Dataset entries
^^^^^^^^^^^^^^^^

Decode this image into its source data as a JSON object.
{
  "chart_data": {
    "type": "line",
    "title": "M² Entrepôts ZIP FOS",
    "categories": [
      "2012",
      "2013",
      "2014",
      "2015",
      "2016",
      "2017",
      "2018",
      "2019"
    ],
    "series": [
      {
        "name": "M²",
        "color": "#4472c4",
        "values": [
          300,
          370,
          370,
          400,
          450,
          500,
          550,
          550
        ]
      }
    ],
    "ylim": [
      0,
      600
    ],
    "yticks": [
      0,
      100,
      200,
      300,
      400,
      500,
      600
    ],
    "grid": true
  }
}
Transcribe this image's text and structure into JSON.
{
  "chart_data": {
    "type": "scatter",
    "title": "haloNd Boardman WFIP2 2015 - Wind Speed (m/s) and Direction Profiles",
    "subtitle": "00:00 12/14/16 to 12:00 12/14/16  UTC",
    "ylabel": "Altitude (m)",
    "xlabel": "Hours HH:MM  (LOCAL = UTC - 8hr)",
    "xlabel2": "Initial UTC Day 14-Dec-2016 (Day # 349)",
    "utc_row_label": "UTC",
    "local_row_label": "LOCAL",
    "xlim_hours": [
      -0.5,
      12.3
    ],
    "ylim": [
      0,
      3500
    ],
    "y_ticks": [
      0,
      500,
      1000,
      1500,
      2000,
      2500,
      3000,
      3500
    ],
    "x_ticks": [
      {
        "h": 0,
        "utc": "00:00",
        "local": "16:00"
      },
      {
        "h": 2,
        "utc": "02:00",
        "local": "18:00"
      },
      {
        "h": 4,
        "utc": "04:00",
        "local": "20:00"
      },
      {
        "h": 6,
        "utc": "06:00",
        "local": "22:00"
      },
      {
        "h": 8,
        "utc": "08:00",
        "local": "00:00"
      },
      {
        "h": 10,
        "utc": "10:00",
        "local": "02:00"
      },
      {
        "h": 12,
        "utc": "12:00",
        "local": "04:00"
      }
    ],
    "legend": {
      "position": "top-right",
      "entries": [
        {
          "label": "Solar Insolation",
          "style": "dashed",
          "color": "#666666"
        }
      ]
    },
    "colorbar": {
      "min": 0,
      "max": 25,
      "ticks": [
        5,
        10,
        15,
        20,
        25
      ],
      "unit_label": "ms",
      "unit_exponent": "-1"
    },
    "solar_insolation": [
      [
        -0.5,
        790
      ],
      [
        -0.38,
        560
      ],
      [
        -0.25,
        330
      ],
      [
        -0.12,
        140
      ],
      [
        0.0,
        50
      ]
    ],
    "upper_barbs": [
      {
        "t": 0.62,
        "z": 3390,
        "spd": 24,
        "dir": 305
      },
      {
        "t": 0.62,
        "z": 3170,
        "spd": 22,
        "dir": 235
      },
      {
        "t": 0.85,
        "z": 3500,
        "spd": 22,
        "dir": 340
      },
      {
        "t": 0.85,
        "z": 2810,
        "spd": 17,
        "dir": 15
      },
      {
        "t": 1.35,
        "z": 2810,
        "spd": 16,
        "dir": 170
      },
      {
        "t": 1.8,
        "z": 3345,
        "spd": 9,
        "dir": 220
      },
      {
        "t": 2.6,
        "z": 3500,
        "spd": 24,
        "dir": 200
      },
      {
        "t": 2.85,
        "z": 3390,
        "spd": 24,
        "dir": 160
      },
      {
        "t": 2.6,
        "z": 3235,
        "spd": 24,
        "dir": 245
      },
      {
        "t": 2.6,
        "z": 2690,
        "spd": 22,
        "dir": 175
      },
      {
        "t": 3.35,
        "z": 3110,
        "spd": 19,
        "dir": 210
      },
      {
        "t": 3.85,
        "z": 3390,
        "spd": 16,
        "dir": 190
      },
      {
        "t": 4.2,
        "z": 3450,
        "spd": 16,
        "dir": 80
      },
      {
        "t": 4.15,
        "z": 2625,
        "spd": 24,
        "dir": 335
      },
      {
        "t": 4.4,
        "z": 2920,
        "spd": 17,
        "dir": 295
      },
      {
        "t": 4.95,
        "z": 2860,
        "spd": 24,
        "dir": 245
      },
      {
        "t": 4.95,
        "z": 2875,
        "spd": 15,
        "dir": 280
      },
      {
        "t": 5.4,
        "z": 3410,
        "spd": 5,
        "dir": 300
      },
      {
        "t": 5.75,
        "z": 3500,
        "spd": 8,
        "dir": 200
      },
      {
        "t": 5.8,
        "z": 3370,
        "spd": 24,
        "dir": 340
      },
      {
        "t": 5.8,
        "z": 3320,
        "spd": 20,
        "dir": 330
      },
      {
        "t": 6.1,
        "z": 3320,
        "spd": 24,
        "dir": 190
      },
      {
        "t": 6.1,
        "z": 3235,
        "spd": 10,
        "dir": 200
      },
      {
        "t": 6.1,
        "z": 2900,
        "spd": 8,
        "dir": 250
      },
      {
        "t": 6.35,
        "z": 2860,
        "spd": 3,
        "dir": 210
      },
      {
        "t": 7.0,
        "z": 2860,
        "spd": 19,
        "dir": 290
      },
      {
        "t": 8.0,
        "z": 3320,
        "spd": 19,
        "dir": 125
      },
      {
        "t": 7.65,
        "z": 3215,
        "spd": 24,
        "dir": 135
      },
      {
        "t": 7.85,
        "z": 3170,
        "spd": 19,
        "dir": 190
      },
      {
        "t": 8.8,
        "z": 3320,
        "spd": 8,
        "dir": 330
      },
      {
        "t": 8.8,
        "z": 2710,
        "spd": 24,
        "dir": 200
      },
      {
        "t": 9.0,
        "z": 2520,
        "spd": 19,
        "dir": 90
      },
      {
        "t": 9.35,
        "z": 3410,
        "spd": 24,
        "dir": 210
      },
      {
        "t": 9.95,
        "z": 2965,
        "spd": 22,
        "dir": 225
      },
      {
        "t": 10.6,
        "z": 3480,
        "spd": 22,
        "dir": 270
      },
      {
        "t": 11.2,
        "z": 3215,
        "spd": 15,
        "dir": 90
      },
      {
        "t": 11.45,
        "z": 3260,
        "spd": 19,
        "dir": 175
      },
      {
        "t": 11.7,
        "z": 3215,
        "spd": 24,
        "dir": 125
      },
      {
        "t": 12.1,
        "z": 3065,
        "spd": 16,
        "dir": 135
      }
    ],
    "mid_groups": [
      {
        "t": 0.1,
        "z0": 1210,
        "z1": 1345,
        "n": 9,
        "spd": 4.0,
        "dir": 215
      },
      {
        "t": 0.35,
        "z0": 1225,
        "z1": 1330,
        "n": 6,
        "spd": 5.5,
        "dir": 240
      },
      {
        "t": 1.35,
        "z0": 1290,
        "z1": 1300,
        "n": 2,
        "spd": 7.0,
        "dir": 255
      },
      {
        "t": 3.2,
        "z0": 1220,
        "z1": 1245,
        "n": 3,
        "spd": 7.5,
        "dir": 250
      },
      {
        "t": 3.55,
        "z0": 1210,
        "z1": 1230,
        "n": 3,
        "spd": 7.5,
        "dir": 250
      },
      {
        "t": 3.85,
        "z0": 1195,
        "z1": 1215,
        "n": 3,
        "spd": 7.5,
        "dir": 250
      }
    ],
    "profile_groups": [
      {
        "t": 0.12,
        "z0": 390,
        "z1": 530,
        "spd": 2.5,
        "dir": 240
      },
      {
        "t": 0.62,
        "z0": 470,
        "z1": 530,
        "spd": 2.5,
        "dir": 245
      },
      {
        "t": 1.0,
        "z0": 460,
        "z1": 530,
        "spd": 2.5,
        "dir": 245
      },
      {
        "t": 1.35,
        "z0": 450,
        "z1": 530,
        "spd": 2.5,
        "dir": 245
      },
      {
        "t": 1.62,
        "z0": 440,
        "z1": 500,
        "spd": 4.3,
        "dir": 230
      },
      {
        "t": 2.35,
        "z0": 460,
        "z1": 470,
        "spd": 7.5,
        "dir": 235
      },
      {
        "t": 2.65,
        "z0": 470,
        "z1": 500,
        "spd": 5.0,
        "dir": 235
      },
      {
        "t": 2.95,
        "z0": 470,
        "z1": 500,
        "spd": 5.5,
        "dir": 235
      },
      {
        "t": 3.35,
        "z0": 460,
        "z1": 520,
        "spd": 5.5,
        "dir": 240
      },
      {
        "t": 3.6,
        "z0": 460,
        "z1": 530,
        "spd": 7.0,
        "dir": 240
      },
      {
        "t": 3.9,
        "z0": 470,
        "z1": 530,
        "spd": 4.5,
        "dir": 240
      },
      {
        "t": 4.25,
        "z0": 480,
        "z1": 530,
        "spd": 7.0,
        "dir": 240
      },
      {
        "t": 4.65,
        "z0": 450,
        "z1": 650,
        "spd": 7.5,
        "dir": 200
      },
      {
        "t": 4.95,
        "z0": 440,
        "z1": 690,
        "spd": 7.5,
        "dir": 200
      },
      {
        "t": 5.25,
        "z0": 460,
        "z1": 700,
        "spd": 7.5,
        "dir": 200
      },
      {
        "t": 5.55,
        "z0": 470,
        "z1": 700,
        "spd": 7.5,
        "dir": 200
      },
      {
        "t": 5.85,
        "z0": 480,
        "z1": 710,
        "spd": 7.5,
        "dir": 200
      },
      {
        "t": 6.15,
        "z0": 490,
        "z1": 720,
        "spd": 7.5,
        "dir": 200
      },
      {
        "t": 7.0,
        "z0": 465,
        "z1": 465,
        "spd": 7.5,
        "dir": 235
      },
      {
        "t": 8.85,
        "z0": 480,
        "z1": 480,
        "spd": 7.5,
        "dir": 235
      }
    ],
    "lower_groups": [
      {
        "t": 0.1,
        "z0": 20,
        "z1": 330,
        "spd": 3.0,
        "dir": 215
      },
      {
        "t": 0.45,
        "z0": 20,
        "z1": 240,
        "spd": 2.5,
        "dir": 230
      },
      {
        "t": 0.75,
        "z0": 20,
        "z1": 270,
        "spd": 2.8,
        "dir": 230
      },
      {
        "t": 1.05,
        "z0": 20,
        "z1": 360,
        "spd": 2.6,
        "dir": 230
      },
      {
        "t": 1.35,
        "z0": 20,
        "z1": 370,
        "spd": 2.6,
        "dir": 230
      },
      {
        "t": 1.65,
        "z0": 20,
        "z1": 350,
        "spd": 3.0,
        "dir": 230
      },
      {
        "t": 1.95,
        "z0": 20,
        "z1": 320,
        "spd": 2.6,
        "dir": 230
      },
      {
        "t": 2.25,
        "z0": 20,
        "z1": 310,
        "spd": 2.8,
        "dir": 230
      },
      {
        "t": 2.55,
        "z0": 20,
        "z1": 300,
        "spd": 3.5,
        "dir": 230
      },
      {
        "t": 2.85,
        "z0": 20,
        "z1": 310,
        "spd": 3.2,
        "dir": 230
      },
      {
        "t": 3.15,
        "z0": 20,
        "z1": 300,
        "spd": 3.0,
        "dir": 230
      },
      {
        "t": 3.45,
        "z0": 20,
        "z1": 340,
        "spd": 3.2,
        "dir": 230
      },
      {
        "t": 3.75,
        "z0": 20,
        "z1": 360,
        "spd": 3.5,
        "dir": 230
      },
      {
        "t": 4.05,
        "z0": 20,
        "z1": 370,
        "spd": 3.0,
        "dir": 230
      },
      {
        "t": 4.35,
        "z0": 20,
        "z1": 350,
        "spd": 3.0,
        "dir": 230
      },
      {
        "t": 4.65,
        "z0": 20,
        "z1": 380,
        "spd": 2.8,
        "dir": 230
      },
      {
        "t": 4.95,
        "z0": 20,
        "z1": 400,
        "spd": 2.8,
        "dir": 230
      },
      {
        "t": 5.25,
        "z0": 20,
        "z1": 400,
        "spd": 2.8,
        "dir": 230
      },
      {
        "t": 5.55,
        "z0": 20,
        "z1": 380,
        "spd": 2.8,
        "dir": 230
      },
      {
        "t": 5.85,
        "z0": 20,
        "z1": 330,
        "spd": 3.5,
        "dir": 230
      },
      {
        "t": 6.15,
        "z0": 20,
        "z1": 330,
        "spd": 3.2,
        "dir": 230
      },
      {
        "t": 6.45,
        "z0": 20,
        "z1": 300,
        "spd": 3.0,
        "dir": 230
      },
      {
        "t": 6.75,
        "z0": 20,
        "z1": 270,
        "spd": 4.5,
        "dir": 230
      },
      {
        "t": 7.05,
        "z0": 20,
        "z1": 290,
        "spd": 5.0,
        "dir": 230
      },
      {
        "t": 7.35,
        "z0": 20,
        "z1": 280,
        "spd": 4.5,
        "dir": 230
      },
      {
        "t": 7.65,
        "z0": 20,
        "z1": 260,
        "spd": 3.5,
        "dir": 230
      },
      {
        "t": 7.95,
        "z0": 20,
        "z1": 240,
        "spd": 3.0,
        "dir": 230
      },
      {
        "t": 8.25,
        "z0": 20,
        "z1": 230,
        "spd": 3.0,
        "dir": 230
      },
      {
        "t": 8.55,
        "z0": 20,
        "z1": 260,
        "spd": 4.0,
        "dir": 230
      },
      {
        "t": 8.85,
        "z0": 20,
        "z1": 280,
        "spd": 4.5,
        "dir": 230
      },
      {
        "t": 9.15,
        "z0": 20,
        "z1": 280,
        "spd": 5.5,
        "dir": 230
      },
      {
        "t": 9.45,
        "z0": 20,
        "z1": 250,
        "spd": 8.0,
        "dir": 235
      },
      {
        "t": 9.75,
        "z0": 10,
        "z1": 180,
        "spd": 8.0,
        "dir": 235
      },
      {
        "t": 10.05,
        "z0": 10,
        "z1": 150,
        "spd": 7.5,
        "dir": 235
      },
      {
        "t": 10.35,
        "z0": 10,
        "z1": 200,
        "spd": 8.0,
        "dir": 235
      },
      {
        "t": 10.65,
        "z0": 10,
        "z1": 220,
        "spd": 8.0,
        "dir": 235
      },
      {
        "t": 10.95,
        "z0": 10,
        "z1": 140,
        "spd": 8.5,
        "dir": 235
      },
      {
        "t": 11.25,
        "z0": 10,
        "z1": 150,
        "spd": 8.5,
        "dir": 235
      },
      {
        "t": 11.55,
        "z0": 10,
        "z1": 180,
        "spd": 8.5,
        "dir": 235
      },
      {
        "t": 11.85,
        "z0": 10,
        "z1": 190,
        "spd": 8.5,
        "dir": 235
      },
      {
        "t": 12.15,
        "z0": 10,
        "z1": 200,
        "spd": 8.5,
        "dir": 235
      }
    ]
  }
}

^^^^^^^^^^^^^^^^

▶ _Written request_
Go through the records above, find every line with the word "JSON", and list those lines.

▶ _Answer for the task_
Decode this image into its source data as a JSON object.
Transcribe this image's text and structure into JSON.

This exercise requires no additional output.